**WORK TO COMPLETE:**
(1) In the named entity recognition page's example, why does medtext reject "subcutaneous emphysema" even though it contains "emphysema"? Answer in one to three sentences.
(2) Reproduce the named entity recognition page word for word, everything from "extractor = NerRegExExtractor(patterns)" down to "radlex = RadLex4(argv['--radlex'])".

Named entity recognition
The named entity recognition (NER) module recognizes mention spans of a particular entity type (e.g., abnormal findings) from the reports. We provide two options for NER.
Usage:
medtext-ner spacy [--overwrite --spacy-model NAME --radlex FILE] -i FILE -o FILE
medtext-ner regex [--overwrite] --phrases FILE -i FILE -o FILE
medtext-ner download [--spacy-model NAME]
Options:
-i FILE Inpput file
-o FILE Output file
--overwrite Overwrite the existing file
--phrases FILE Phrase patterns
--radlex FILE The RadLex ontology file [default: .medtext/resources/Radlex4.1.xlsx]
--spacy-model NAME spaCy trained model [default: en_core_web_sm]
regex
The rule-based method uses regular expressions that combine information from terminological resources and characteristics of the entities of interest. They are manually constructed by domain experts.
from pathlib import Path
from medtext_ner.models.ner_regex import NerRegExExtractor, BioCNerRegex, load_yml
patterns = load_yml(argv['--phrases'])
extractor = NerRegExExtractor(patterns)
processor = BioCNerRegex(extractor, name=Path(argv['--phrases']).stem)
spacy
SpaCy’s PhraseMatcher provides another way to efficiently match large terminology lists. medtext uses PhraseMatcher to recognize concepts in the RadLex ontology.
import spacy
from medtext_ner.models.ner_spacy import NerSpacyExtractor, BioCNerSpacy
from medtext_ner.models.radlex import RadLex4
nlp = spacy.load(argv['--spacy-model'], exclude=['ner', 'parser', 'senter'])
radlex = RadLex4(argv['--radlex'])
matchers = radlex.get_spacy_matchers(nlp)
extractor = NerSpacyExtractor(nlp, matchers)
processor = BioCNerSpacy(extractor, 'RadLex')
Phrase patterns
The pattern file is in the yaml format. It contains a list of concepts where the key serves as the
preferred name. Each concept should contain three attributes: concept_id, include, and
exclude.
include contains the regular expressions that the concept will match.
exclude contains the regular expressions that the concept will not match, even if its substring will match the regular
expressions in the include
Using the following example, medtext will recognize “emphysema”, but reject “subcutaneous emphysema” though “emphysema” is part of “subcutaneous emphysema”.
Emphysema:
concept_id: RID4799
include:
- emphysema
exclude:
- subcutaneous emphysema

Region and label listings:
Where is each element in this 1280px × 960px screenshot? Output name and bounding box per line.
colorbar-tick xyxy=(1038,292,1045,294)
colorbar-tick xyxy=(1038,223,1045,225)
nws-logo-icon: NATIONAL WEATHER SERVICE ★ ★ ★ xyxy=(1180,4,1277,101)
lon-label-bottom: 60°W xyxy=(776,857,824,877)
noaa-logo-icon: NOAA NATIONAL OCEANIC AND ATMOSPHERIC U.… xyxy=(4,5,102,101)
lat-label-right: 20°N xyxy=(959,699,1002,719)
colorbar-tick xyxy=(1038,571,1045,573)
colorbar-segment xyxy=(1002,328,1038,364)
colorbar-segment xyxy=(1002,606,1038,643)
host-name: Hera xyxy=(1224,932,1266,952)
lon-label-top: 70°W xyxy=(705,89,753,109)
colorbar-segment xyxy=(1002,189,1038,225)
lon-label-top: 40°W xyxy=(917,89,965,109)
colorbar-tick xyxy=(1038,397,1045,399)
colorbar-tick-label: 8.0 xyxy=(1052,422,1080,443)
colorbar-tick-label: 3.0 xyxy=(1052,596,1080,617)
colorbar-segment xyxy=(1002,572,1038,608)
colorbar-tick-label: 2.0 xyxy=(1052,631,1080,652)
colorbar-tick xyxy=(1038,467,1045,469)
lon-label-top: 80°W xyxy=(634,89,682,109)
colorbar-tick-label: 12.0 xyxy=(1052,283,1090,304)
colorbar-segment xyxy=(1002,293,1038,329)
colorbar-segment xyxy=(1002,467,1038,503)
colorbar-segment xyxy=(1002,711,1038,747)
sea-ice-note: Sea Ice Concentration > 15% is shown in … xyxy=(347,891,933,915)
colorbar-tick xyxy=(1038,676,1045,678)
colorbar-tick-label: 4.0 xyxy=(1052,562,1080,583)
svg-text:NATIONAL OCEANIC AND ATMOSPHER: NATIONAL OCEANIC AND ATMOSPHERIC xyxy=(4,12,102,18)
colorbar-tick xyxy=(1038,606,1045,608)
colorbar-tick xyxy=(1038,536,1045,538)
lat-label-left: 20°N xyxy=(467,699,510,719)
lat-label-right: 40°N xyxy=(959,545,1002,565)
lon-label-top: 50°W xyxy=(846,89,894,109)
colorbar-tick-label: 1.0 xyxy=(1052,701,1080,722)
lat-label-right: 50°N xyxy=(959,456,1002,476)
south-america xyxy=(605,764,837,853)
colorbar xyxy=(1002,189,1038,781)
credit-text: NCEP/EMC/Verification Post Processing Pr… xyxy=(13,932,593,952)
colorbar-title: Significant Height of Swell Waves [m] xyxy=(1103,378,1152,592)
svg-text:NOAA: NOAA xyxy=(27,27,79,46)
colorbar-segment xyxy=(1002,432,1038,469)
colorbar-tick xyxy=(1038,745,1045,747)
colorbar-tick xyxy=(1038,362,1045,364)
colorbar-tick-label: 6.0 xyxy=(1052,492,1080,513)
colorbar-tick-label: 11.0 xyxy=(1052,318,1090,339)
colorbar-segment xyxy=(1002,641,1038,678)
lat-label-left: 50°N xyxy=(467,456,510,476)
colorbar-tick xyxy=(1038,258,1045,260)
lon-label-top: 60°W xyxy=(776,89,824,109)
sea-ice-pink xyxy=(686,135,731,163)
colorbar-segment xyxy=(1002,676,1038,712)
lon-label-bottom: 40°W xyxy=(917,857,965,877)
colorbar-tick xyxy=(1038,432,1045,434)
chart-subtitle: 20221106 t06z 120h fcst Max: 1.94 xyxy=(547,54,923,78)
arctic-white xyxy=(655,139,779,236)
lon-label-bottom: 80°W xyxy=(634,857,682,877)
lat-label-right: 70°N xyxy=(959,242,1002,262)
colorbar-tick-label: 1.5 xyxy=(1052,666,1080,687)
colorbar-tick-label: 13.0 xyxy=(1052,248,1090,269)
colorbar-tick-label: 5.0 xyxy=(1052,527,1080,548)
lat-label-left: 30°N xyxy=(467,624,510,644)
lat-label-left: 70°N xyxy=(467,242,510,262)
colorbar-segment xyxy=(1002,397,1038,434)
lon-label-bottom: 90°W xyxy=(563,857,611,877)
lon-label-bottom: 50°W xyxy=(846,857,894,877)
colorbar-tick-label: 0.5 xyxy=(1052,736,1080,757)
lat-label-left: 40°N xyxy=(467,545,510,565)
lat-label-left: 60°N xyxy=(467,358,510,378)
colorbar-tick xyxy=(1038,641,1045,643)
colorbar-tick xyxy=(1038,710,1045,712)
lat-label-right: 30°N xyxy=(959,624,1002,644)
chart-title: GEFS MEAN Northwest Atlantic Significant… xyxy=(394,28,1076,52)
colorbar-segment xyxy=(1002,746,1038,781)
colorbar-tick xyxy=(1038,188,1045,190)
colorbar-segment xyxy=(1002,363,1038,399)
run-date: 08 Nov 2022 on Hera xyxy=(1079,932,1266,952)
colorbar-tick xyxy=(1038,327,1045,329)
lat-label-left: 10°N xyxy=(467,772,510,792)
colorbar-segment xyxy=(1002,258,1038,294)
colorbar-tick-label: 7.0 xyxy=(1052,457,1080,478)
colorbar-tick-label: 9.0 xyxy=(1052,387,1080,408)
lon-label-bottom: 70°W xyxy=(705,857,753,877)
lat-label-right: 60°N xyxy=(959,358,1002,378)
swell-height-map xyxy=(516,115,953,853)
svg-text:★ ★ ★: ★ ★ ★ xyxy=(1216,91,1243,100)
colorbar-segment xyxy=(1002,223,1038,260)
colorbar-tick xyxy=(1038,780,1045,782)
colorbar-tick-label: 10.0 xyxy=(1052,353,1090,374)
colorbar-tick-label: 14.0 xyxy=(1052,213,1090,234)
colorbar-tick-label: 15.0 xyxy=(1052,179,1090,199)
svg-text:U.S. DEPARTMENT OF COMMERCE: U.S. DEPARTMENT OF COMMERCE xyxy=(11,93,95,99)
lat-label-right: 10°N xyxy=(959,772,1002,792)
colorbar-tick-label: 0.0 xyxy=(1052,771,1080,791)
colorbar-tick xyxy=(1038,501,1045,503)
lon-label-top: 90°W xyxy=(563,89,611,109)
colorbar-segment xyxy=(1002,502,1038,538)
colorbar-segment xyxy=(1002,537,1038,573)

* * *

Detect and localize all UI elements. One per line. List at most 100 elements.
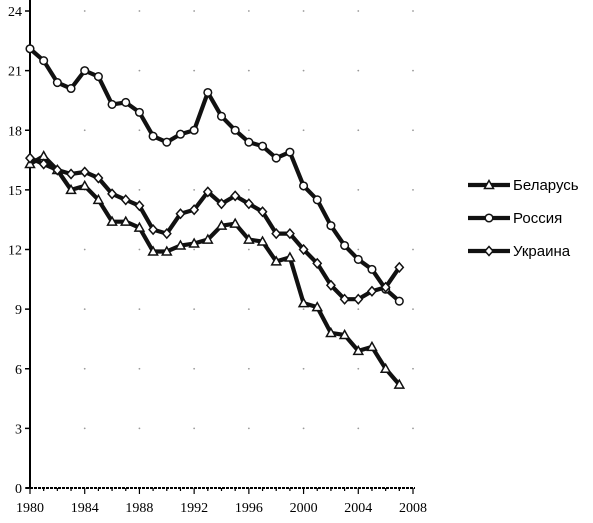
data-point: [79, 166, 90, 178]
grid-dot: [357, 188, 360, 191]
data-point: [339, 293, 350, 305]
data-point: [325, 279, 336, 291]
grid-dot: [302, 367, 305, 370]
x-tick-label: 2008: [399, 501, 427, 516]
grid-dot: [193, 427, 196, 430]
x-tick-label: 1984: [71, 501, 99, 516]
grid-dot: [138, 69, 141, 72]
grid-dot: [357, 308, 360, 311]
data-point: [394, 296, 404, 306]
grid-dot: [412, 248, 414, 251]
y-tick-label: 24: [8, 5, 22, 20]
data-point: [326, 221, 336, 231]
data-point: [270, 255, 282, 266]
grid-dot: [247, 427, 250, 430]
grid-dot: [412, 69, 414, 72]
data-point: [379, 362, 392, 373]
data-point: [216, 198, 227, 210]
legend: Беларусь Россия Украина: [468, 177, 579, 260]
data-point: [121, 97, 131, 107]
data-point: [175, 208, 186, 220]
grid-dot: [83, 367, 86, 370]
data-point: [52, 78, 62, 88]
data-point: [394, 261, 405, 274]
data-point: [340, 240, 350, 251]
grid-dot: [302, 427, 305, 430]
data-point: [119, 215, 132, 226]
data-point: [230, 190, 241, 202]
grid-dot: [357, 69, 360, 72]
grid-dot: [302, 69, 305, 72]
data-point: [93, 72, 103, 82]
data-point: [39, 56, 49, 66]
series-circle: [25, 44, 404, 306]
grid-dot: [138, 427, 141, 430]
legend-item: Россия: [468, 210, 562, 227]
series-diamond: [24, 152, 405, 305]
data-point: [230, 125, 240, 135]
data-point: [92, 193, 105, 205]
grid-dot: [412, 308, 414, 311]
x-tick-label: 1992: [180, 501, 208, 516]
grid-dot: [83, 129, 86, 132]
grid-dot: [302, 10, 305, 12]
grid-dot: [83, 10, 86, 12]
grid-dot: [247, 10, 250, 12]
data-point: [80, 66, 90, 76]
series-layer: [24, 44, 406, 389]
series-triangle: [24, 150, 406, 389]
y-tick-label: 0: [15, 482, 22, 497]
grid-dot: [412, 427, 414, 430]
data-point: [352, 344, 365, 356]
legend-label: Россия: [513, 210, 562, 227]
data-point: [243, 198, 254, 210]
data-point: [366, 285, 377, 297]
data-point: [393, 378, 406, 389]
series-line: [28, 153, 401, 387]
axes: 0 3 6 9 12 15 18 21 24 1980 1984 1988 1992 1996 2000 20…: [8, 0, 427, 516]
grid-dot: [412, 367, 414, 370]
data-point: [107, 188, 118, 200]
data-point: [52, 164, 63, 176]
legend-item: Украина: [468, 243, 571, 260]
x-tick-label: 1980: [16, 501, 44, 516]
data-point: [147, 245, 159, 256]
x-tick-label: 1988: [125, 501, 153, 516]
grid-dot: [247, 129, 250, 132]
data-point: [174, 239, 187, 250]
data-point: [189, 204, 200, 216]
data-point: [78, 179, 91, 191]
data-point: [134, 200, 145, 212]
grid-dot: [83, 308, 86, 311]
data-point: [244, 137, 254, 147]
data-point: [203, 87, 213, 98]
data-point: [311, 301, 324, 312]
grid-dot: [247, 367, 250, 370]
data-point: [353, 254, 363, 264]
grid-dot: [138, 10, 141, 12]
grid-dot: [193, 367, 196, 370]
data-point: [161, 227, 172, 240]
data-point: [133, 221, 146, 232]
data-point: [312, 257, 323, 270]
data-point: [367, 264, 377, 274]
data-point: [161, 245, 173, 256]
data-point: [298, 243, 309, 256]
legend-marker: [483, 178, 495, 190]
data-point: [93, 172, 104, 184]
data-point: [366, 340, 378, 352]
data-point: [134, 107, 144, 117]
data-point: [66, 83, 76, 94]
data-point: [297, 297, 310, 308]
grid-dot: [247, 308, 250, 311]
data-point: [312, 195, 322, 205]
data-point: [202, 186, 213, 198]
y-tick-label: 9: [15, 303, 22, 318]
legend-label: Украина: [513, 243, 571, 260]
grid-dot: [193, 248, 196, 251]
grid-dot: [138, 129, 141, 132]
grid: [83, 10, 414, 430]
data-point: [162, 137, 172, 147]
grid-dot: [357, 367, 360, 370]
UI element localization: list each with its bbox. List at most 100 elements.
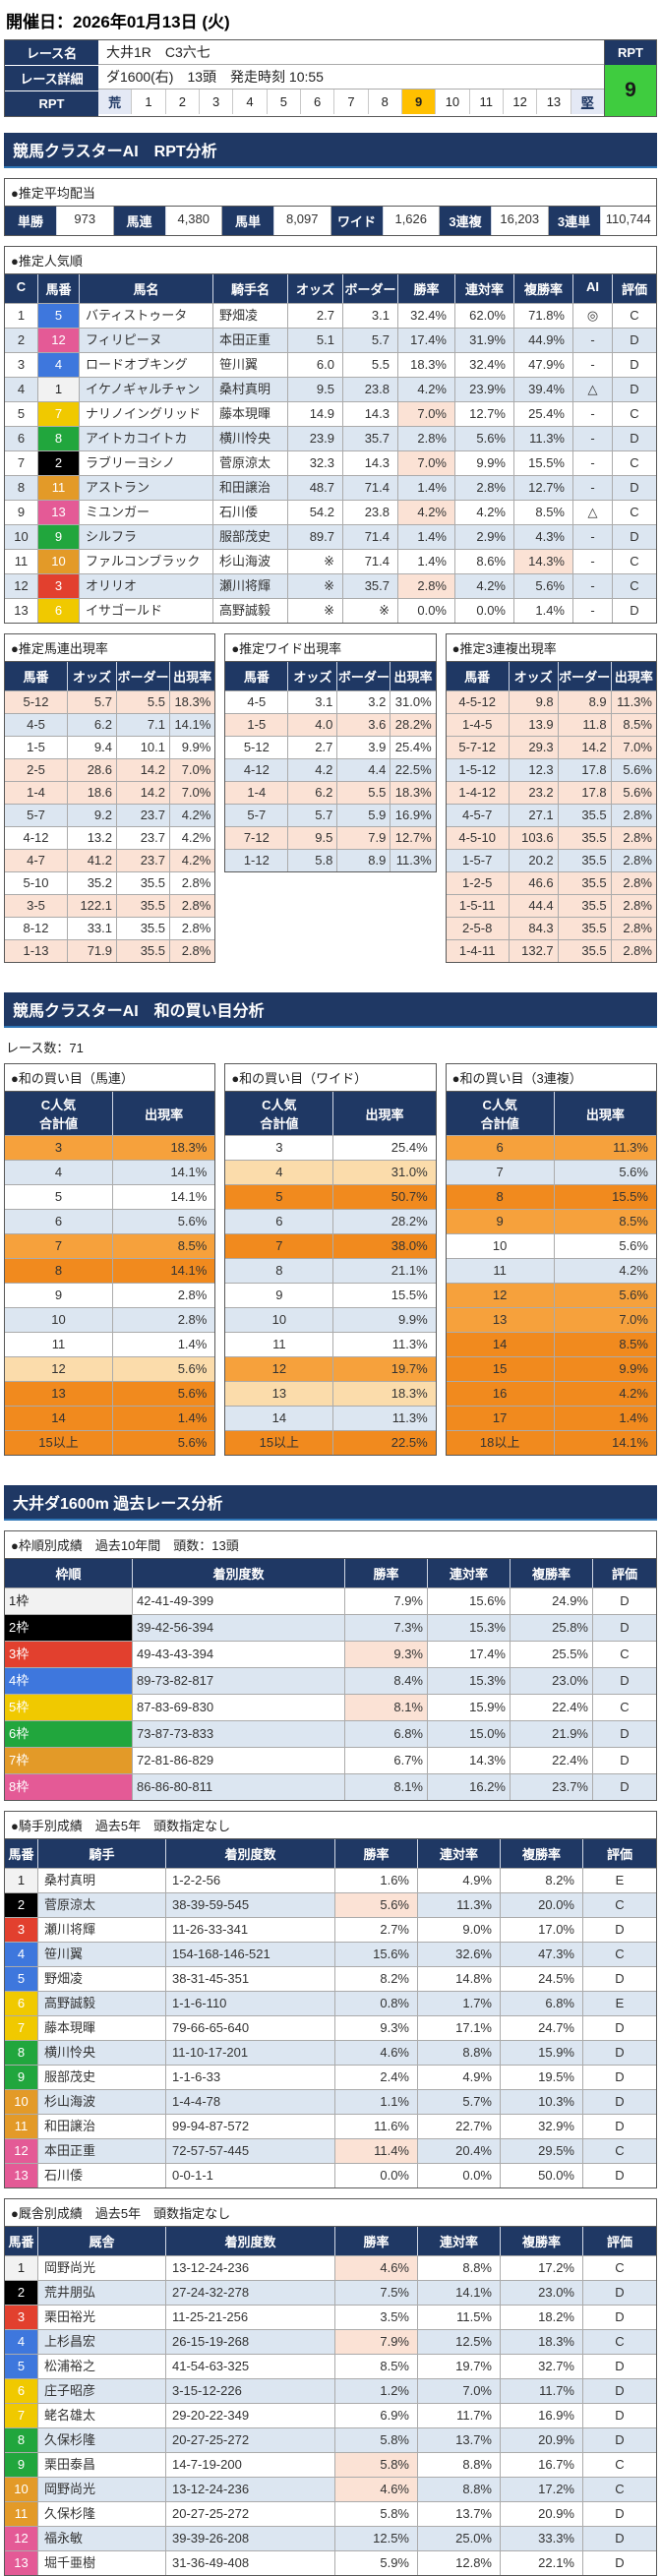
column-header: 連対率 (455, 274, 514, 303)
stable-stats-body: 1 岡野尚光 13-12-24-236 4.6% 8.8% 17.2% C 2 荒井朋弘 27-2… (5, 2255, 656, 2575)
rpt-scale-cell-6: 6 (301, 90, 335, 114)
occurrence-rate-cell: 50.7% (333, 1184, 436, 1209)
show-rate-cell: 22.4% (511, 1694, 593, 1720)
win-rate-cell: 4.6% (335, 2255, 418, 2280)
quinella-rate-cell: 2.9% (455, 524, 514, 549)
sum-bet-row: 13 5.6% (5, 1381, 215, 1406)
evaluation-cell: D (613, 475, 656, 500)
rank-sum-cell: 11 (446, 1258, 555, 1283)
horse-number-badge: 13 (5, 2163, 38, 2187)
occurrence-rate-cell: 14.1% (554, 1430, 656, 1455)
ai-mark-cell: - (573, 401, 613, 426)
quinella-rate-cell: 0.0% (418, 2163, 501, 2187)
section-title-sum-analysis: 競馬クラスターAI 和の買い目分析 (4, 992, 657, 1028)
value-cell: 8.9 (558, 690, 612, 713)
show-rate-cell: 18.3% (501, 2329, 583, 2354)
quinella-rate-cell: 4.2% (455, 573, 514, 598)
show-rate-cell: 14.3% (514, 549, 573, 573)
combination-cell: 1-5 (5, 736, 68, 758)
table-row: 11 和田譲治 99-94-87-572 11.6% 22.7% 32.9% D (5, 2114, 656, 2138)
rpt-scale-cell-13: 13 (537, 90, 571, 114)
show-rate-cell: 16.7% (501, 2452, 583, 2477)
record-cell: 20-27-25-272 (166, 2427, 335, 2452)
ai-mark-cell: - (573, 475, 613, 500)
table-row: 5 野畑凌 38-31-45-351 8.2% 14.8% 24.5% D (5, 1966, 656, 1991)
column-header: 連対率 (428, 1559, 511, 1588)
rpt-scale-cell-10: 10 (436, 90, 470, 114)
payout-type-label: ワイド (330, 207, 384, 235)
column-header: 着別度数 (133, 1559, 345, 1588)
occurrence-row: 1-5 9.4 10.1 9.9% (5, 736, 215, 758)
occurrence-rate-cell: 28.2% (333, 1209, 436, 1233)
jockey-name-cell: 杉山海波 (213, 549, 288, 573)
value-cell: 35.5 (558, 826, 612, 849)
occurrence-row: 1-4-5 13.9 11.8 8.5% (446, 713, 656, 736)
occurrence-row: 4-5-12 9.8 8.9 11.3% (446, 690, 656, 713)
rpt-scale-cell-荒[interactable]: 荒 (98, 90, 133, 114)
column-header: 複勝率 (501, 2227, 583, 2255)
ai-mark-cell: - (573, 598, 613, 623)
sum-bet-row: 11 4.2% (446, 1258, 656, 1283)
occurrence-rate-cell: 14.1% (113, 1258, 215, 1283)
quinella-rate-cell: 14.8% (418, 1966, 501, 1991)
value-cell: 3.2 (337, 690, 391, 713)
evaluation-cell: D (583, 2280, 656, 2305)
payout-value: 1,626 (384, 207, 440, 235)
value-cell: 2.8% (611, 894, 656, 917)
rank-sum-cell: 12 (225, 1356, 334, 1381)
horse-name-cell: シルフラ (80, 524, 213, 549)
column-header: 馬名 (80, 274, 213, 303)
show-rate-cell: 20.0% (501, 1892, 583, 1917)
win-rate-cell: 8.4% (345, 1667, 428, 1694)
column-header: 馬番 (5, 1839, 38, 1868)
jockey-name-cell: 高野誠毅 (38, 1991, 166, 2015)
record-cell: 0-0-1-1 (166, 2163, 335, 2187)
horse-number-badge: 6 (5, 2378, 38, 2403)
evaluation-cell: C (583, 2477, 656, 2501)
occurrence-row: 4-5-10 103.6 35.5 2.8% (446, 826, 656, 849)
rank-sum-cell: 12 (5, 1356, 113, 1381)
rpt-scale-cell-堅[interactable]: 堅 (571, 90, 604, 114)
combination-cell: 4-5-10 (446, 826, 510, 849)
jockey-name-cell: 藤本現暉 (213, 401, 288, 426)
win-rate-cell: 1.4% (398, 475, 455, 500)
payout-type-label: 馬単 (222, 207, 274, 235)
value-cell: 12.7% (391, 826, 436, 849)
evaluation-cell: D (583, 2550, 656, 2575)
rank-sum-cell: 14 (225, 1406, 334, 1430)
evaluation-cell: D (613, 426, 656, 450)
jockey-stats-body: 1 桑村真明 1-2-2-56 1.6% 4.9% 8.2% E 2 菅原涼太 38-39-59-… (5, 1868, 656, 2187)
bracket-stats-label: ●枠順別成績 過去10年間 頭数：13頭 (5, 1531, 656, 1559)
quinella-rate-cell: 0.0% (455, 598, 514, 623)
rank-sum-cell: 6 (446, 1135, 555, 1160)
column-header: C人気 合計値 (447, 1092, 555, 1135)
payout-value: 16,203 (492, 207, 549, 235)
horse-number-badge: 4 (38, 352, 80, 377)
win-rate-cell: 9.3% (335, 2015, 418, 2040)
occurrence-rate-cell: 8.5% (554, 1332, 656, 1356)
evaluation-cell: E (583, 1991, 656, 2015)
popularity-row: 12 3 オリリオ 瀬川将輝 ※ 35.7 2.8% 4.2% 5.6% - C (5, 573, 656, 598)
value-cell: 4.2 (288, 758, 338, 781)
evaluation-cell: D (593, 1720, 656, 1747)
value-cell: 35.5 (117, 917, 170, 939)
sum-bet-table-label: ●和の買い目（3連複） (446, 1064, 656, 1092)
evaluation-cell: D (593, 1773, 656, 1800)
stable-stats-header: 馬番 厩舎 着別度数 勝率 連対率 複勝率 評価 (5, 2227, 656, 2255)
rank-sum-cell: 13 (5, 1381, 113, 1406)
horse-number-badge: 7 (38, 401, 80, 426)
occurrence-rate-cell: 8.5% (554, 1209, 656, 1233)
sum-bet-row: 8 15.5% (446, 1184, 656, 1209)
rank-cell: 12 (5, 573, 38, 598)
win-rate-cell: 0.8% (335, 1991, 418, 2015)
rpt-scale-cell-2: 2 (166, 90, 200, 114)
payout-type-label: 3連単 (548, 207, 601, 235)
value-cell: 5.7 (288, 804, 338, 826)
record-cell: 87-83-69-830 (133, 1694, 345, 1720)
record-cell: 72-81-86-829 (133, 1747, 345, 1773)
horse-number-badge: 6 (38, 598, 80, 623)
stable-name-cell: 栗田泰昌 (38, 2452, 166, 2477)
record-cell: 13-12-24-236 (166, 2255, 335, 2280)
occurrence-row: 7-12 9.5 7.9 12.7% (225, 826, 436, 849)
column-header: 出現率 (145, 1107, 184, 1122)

**IN RESPONSE:**
(1) In the example, "subcutaneous emphysema" is listed under exclude. Exclude holds the regular expressions a concept will not match, even if a substring of the text matches the regular expressions under include.

(2)
extractor = NerRegExExtractor(patterns)
processor = BioCNerRegex(extractor, name=Path(argv['--phrases']).stem)
spacy
SpaCy’s PhraseMatcher provides another way to efficiently match large terminology lists. medtext uses PhraseMatcher to recognize concepts in the RadLex ontology.
import spacy
from medtext_ner.models.ner_spacy import NerSpacyExtractor, BioCNerSpacy
from medtext_ner.models.radlex import RadLex4
nlp = spacy.load(argv['--spacy-model'], exclude=['ner', 'parser', 'senter'])
radlex = RadLex4(argv['--radlex'])